Stored data entries:
^^^^^^^^

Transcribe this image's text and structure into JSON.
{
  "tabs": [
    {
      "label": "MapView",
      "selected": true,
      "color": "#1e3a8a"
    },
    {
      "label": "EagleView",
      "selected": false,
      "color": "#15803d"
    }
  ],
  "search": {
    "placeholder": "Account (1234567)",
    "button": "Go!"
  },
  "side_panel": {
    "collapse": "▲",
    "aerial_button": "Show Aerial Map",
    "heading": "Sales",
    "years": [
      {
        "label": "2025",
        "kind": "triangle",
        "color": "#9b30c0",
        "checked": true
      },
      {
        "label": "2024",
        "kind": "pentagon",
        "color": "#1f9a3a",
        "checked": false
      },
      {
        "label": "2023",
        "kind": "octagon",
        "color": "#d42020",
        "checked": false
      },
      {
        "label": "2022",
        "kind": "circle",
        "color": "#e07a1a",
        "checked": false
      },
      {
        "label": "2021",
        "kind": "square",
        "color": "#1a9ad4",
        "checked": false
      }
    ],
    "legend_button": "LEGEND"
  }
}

^^^^^^^^

Report how many lines of the preceding records include "color". Output the number only.

### Written solution:
7